▸ **WHAT IS ASKED**: Reproduce each line exactly. Skip none.

Data extracted from a collection:
## Begin
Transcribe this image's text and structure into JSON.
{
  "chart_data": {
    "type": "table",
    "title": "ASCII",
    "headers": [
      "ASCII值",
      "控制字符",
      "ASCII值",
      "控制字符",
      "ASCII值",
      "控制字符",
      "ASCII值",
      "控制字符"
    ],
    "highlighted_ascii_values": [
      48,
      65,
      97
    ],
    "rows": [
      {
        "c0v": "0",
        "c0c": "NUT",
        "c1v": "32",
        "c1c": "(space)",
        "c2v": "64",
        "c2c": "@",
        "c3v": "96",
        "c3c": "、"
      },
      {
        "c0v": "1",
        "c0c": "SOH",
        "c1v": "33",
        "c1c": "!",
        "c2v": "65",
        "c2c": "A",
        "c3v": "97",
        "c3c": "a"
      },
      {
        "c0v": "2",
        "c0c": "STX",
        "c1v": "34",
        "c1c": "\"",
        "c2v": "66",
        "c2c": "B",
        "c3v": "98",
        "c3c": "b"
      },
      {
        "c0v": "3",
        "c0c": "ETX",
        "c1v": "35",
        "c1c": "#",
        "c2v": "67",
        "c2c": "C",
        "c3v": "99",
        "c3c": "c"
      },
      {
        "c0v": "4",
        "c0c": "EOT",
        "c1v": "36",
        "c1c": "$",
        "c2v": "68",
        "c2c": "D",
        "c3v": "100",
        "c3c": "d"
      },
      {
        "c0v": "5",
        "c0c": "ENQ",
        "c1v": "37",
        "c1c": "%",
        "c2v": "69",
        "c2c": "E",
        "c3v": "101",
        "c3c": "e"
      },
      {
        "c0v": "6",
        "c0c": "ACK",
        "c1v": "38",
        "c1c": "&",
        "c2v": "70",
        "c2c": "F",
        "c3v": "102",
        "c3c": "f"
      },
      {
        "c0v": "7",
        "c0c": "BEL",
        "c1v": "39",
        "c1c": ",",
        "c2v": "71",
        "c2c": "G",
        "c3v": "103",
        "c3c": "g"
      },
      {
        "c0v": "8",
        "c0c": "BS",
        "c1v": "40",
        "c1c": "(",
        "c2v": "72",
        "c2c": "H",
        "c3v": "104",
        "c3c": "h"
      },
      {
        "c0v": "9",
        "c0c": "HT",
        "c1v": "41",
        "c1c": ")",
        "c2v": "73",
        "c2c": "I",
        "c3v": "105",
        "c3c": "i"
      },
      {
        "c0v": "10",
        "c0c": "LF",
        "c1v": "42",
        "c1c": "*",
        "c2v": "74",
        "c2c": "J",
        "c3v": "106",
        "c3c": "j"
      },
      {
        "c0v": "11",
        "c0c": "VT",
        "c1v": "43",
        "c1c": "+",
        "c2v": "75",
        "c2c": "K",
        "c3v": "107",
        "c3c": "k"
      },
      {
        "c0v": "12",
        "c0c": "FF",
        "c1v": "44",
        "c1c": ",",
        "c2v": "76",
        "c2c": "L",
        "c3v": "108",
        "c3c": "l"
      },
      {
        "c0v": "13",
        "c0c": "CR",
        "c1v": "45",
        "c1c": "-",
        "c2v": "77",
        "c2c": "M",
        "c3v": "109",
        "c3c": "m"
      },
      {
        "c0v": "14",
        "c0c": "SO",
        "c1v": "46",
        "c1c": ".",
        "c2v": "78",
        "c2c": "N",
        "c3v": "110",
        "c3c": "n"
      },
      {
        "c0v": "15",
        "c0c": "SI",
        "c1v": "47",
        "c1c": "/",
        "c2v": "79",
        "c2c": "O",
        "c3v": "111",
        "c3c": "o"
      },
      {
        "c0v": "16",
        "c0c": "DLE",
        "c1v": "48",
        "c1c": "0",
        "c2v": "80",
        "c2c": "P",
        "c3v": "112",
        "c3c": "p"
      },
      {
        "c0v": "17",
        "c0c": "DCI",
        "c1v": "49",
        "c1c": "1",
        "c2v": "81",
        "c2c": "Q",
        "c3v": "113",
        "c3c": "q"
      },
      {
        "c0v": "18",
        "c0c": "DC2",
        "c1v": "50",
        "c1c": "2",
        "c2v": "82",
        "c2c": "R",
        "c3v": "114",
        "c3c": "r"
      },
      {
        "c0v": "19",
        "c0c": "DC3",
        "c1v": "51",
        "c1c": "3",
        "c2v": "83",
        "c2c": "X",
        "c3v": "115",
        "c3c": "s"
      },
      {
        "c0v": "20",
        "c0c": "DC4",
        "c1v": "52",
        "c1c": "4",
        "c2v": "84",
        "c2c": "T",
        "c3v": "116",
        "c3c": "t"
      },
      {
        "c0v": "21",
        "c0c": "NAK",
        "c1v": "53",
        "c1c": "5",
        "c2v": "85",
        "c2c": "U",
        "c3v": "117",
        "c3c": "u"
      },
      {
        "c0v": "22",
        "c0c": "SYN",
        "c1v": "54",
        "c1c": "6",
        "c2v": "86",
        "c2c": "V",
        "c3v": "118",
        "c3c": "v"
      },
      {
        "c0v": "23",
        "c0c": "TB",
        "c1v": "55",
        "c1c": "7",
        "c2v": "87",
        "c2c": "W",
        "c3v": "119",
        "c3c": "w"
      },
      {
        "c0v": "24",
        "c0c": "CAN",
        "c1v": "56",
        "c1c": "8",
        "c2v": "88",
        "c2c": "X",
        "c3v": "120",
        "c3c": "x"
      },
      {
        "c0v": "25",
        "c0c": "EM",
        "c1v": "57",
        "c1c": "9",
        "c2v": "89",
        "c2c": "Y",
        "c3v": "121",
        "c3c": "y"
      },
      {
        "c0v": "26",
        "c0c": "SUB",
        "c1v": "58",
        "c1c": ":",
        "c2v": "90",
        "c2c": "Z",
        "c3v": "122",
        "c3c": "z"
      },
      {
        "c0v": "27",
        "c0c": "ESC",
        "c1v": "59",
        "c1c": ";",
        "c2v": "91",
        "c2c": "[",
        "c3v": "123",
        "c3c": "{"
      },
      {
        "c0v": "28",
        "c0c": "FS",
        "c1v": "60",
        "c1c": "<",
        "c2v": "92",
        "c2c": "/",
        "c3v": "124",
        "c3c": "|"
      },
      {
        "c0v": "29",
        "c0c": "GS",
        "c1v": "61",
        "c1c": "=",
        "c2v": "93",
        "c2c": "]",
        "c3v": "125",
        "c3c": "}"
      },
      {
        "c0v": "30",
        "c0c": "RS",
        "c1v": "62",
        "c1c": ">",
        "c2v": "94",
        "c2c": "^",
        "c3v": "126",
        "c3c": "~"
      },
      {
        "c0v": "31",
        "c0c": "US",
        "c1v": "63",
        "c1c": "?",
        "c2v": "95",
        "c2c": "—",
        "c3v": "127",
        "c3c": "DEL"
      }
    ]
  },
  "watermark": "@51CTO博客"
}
## End
▸ **REPLY TO THE TASK**:
Transcribe this image's text and structure into JSON.
{
  "chart_data": {
    "type": "table",
    "title": "ASCII",
    "headers": [
      "ASCII值",
      "控制字符",
      "ASCII值",
      "控制字符",
      "ASCII值",
      "控制字符",
      "ASCII值",
      "控制字符"
    ],
    "highlighted_ascii_values": [
      48,
      65,
      97
    ],
    "rows": [
      {
        "c0v": "0",
        "c0c": "NUT",
        "c1v": "32",
        "c1c": "(space)",
        "c2v": "64",
        "c2c": "@",
        "c3v": "96",
        "c3c": "、"
      },
      {
        "c0v": "1",
        "c0c": "SOH",
        "c1v": "33",
        "c1c": "!",
        "c2v": "65",
        "c2c": "A",
        "c3v": "97",
        "c3c": "a"
      },
      {
        "c0v": "2",
        "c0c": "STX",
        "c1v": "34",
        "c1c": "\"",
        "c2v": "66",
        "c2c": "B",
        "c3v": "98",
        "c3c": "b"
      },
      {
        "c0v": "3",
        "c0c": "ETX",
        "c1v": "35",
        "c1c": "#",
        "c2v": "67",
        "c2c": "C",
        "c3v": "99",
        "c3c": "c"
      },
      {
        "c0v": "4",
        "c0c": "EOT",
        "c1v": "36",
        "c1c": "$",
        "c2v": "68",
        "c2c": "D",
        "c3v": "100",
        "c3c": "d"
      },
      {
        "c0v": "5",
        "c0c": "ENQ",
        "c1v": "37",
        "c1c": "%",
        "c2v": "69",
        "c2c": "E",
        "c3v": "101",
        "c3c": "e"
      },
      {
        "c0v": "6",
        "c0c": "ACK",
        "c1v": "38",
        "c1c": "&",
        "c2v": "70",
        "c2c": "F",
        "c3v": "102",
        "c3c": "f"
      },
      {
        "c0v": "7",
        "c0c": "BEL",
        "c1v": "39",
        "c1c": ",",
        "c2v": "71",
        "c2c": "G",
        "c3v": "103",
        "c3c": "g"
      },
      {
        "c0v": "8",
        "c0c": "BS",
        "c1v": "40",
        "c1c": "(",
        "c2v": "72",
        "c2c": "H",
        "c3v": "104",
        "c3c": "h"
      },
      {
        "c0v": "9",
        "c0c": "HT",
        "c1v": "41",
        "c1c": ")",
        "c2v": "73",
        "c2c": "I",
        "c3v": "105",
        "c3c": "i"
      },
      {
        "c0v": "10",
        "c0c": "LF",
        "c1v": "42",
        "c1c": "*",
        "c2v": "74",
        "c2c": "J",
        "c3v": "106",
        "c3c": "j"
      },
      {
        "c0v": "11",
        "c0c": "VT",
        "c1v": "43",
        "c1c": "+",
        "c2v": "75",
        "c2c": "K",
        "c3v": "107",
        "c3c": "k"
      },
      {
        "c0v": "12",
        "c0c": "FF",
        "c1v": "44",
        "c1c": ",",
        "c2v": "76",
        "c2c": "L",
        "c3v": "108",
        "c3c": "l"
      },
      {
        "c0v": "13",
        "c0c": "CR",
        "c1v": "45",
        "c1c": "-",
        "c2v": "77",
        "c2c": "M",
        "c3v": "109",
        "c3c": "m"
      },
      {
        "c0v": "14",
        "c0c": "SO",
        "c1v": "46",
        "c1c": ".",
        "c2v": "78",
        "c2c": "N",
        "c3v": "110",
        "c3c": "n"
      },
      {
        "c0v": "15",
        "c0c": "SI",
        "c1v": "47",
        "c1c": "/",
        "c2v": "79",
        "c2c": "O",
        "c3v": "111",
        "c3c": "o"
      },
      {
        "c0v": "16",
        "c0c": "DLE",
        "c1v": "48",
        "c1c": "0",
        "c2v": "80",
        "c2c": "P",
        "c3v": "112",
        "c3c": "p"
      },
      {
        "c0v": "17",
        "c0c": "DCI",
        "c1v": "49",
        "c1c": "1",
        "c2v": "81",
        "c2c": "Q",
        "c3v": "113",
        "c3c": "q"
      },
      {
        "c0v": "18",
        "c0c": "DC2",
        "c1v": "50",
        "c1c": "2",
        "c2v": "82",
        "c2c": "R",
        "c3v": "114",
        "c3c": "r"
      },
      {
        "c0v": "19",
        "c0c": "DC3",
        "c1v": "51",
        "c1c": "3",
        "c2v": "83",
        "c2c": "X",
        "c3v": "115",
        "c3c": "s"
      },
      {
        "c0v": "20",
        "c0c": "DC4",
        "c1v": "52",
        "c1c": "4",
        "c2v": "84",
        "c2c": "T",
        "c3v": "116",
        "c3c": "t"
      },
      {
        "c0v": "21",
        "c0c": "NAK",
        "c1v": "53",
        "c1c": "5",
        "c2v": "85",
        "c2c": "U",
        "c3v": "117",
        "c3c": "u"
      },
      {
        "c0v": "22",
        "c0c": "SYN",
        "c1v": "54",
        "c1c": "6",
        "c2v": "86",
        "c2c": "V",
        "c3v": "118",
        "c3c": "v"
      },
      {
        "c0v": "23",
        "c0c": "TB",
        "c1v": "55",
        "c1c": "7",
        "c2v": "87",
        "c2c": "W",
        "c3v": "119",
        "c3c": "w"
      },
      {
        "c0v": "24",
        "c0c": "CAN",
        "c1v": "56",
        "c1c": "8",
        "c2v": "88",
        "c2c": "X",
        "c3v": "120",
        "c3c": "x"
      },
      {
        "c0v": "25",
        "c0c": "EM",
        "c1v": "57",
        "c1c": "9",
        "c2v": "89",
        "c2c": "Y",
        "c3v": "121",
        "c3c": "y"
      },
      {
        "c0v": "26",
        "c0c": "SUB",
        "c1v": "58",
        "c1c": ":",
        "c2v": "90",
        "c2c": "Z",
        "c3v": "122",
        "c3c": "z"
      },
      {
        "c0v": "27",
        "c0c": "ESC",
        "c1v": "59",
        "c1c": ";",
        "c2v": "91",
        "c2c": "[",
        "c3v": "123",
        "c3c": "{"
      },
      {
        "c0v": "28",
        "c0c": "FS",
        "c1v": "60",
        "c1c": "<",
        "c2v": "92",
        "c2c": "/",
        "c3v": "124",
        "c3c": "|"
      },
      {
        "c0v": "29",
        "c0c": "GS",
        "c1v": "61",
        "c1c": "=",
        "c2v": "93",
        "c2c": "]",
        "c3v": "125",
        "c3c": "}"
      },
      {
        "c0v": "30",
        "c0c": "RS",
        "c1v": "62",
        "c1c": ">",
        "c2v": "94",
        "c2c": "^",
        "c3v": "126",
        "c3c": "~"
      },
      {
        "c0v": "31",
        "c0c": "US",
        "c1v": "63",
        "c1c": "?",
        "c2v": "95",
        "c2c": "—",
        "c3v": "127",
        "c3c": "DEL"
      }
    ]
  },
  "watermark": "@51CTO博客"
}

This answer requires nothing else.